(Extracted records)
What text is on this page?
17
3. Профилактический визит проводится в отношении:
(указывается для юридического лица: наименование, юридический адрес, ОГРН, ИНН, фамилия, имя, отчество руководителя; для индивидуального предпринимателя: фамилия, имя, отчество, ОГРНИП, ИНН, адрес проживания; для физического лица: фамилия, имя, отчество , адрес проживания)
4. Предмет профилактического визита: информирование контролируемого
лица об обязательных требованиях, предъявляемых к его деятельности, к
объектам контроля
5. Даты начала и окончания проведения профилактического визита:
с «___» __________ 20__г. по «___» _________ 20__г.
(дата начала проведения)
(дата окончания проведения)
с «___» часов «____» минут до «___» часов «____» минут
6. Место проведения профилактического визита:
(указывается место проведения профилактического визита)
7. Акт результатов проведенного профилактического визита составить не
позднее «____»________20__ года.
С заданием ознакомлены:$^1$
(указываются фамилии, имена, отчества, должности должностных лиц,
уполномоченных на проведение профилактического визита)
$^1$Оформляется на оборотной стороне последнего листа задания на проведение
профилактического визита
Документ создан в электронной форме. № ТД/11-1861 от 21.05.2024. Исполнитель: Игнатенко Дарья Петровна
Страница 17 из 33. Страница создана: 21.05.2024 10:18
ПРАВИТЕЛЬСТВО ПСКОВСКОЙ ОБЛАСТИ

*What you will do*.
Extract every line that has the string "начала" in it.

*Result of the exercise*.
5. Даты начала и окончания проведения профилактического визита:
(дата начала проведения)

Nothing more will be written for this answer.